Dataset entries:

## START

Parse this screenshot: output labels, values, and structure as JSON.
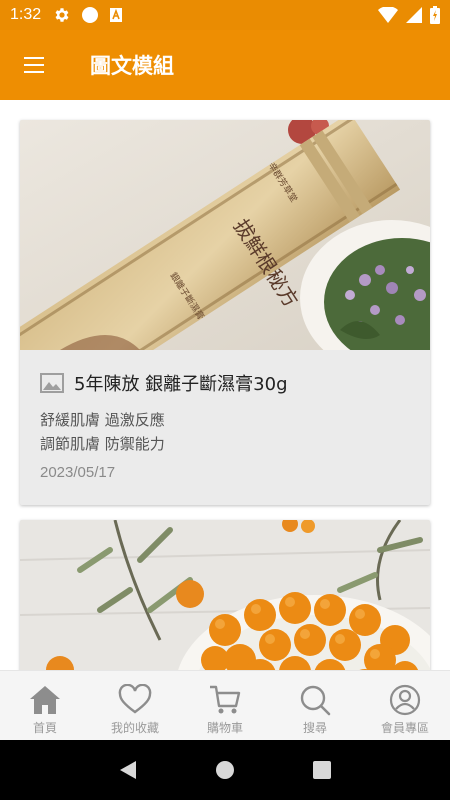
{
  "status_bar": {
    "time": "1:32",
    "left_icons": [
      "gear-icon",
      "circle-icon",
      "a-badge-icon"
    ],
    "right_icons": [
      "wifi-icon",
      "cell-signal-icon",
      "battery-icon"
    ],
    "color": "#ea8c02"
  },
  "app_bar": {
    "title": "圖文模組",
    "menu_icon": "hamburger-menu-icon",
    "color": "#ee8e02"
  },
  "cards": [
    {
      "title": "5年陳放 銀離子斷濕膏30g",
      "desc_line1": "舒緩肌膚 過激反應",
      "desc_line2": "調節肌膚 防禦能力",
      "date": "2023/05/17",
      "image_icon": "image-icon",
      "packet_text": "拔鮮根秘方",
      "packet_brand": "辛群芳草堂",
      "packet_sub": "銀離子斷濕膏"
    },
    {
      "image": "orange-berries-bowl"
    }
  ],
  "bottom_nav": [
    {
      "label": "首頁",
      "icon": "home-icon"
    },
    {
      "label": "我的收藏",
      "icon": "heart-icon"
    },
    {
      "label": "購物車",
      "icon": "cart-icon"
    },
    {
      "label": "搜尋",
      "icon": "search-icon"
    },
    {
      "label": "會員專區",
      "icon": "user-icon"
    }
  ],
  "system_nav": [
    "back-icon",
    "home-circle-icon",
    "recents-icon"
  ]
}
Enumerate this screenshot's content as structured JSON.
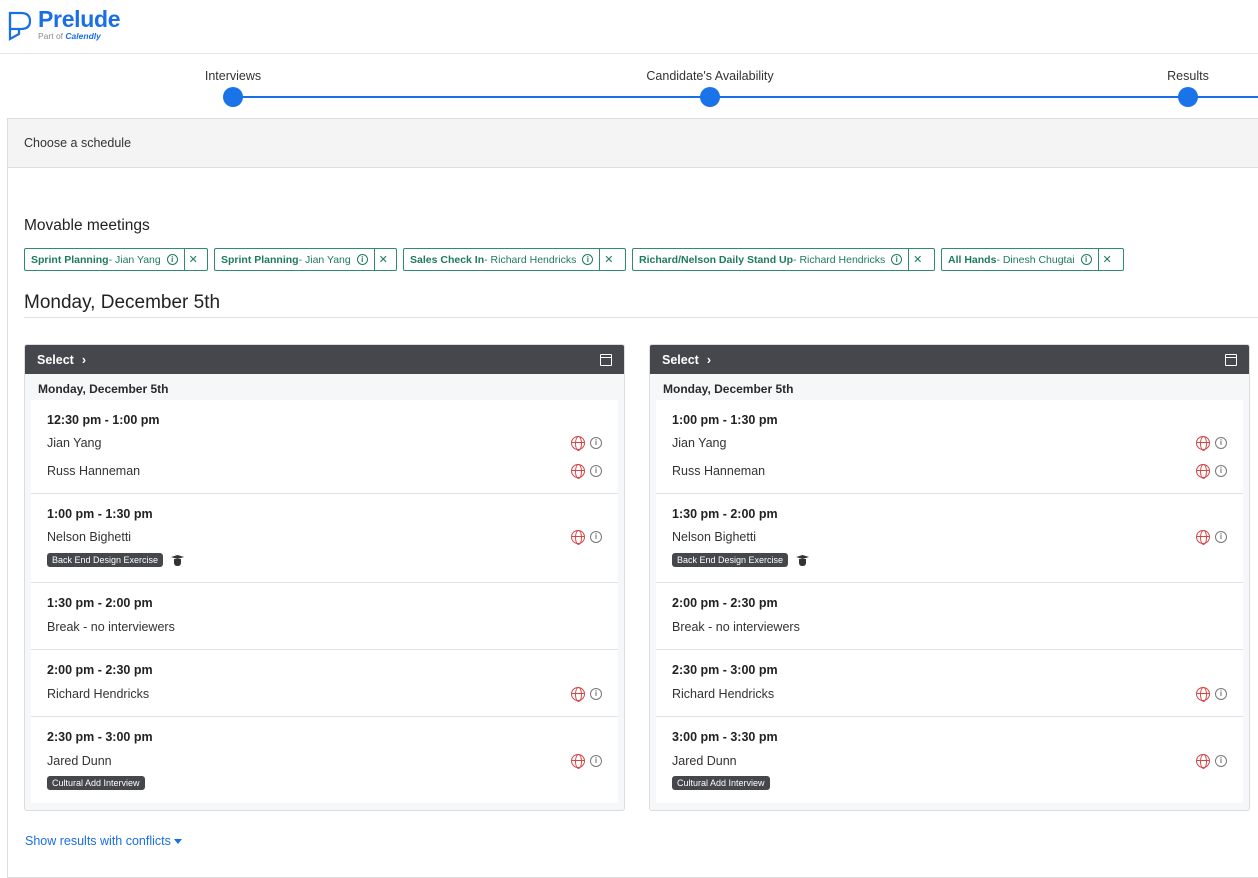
{
  "brand": {
    "name": "Prelude",
    "sub_prefix": "Part of",
    "sub_brand": "Calendly",
    "color": "#1a6ee6"
  },
  "stepper": {
    "steps": [
      {
        "label": "Interviews"
      },
      {
        "label": "Candidate's Availability"
      },
      {
        "label": "Results"
      }
    ]
  },
  "panel": {
    "title": "Choose a schedule"
  },
  "movable": {
    "title": "Movable meetings",
    "chips": [
      {
        "name": "Sprint Planning",
        "person": " - Jian Yang"
      },
      {
        "name": "Sprint Planning",
        "person": " - Jian Yang"
      },
      {
        "name": "Sales Check In",
        "person": " - Richard Hendricks"
      },
      {
        "name": "Richard/Nelson Daily Stand Up",
        "person": " - Richard Hendricks"
      },
      {
        "name": "All Hands",
        "person": " - Dinesh Chugtai"
      }
    ]
  },
  "day_title": "Monday, December 5th",
  "schedules": [
    {
      "select_label": "Select",
      "date": "Monday, December 5th",
      "slots": [
        {
          "time": "12:30 pm - 1:00 pm",
          "people": [
            "Jian Yang",
            "Russ Hanneman"
          ]
        },
        {
          "time": "1:00 pm - 1:30 pm",
          "people": [
            "Nelson Bighetti"
          ],
          "tag": "Back End Design Exercise"
        },
        {
          "time": "1:30 pm - 2:00 pm",
          "break": "Break - no interviewers"
        },
        {
          "time": "2:00 pm - 2:30 pm",
          "people": [
            "Richard Hendricks"
          ]
        },
        {
          "time": "2:30 pm - 3:00 pm",
          "people": [
            "Jared Dunn"
          ],
          "tag": "Cultural Add Interview"
        }
      ]
    },
    {
      "select_label": "Select",
      "date": "Monday, December 5th",
      "slots": [
        {
          "time": "1:00 pm - 1:30 pm",
          "people": [
            "Jian Yang",
            "Russ Hanneman"
          ]
        },
        {
          "time": "1:30 pm - 2:00 pm",
          "people": [
            "Nelson Bighetti"
          ],
          "tag": "Back End Design Exercise"
        },
        {
          "time": "2:00 pm - 2:30 pm",
          "break": "Break - no interviewers"
        },
        {
          "time": "2:30 pm - 3:00 pm",
          "people": [
            "Richard Hendricks"
          ]
        },
        {
          "time": "3:00 pm - 3:30 pm",
          "people": [
            "Jared Dunn"
          ],
          "tag": "Cultural Add Interview"
        }
      ]
    }
  ],
  "conflicts_link": "Show results with conflicts"
}
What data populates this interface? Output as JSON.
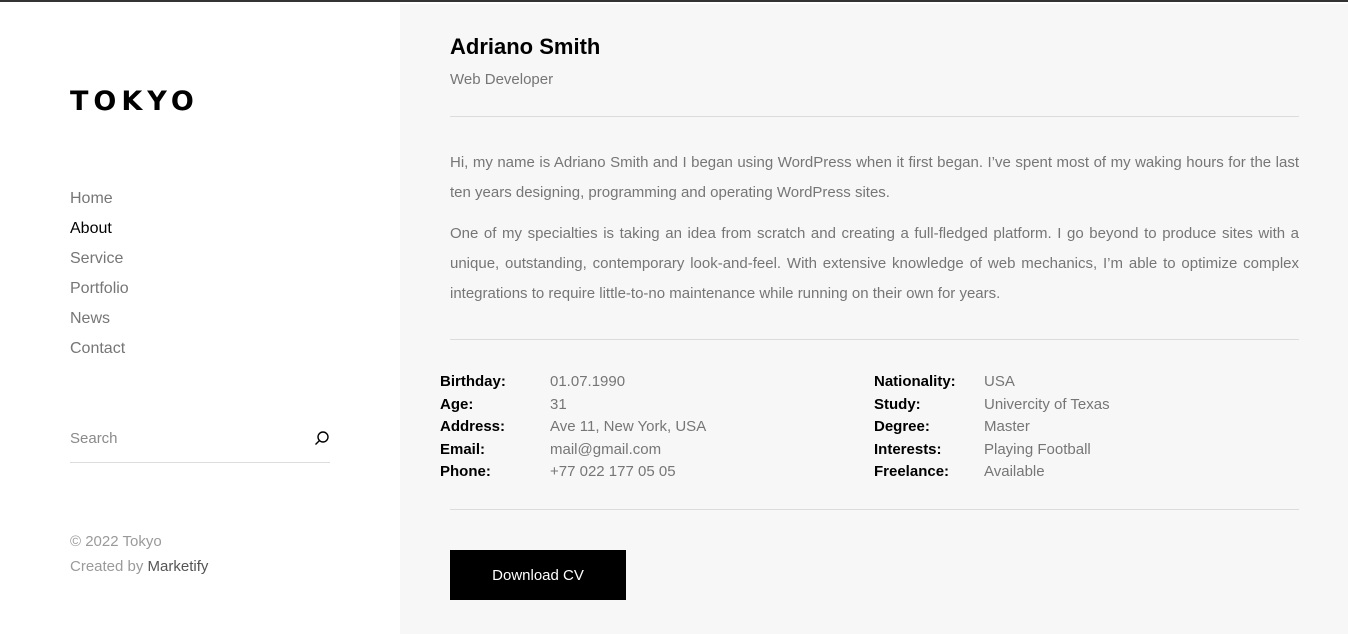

## END

§ **Task description**
Look through the entries and find each line that has the string "image". Copy those lines.

§ **Solution to the exercise**
      "image_icon": "image-icon",
      "image": "orange-berries-bowl"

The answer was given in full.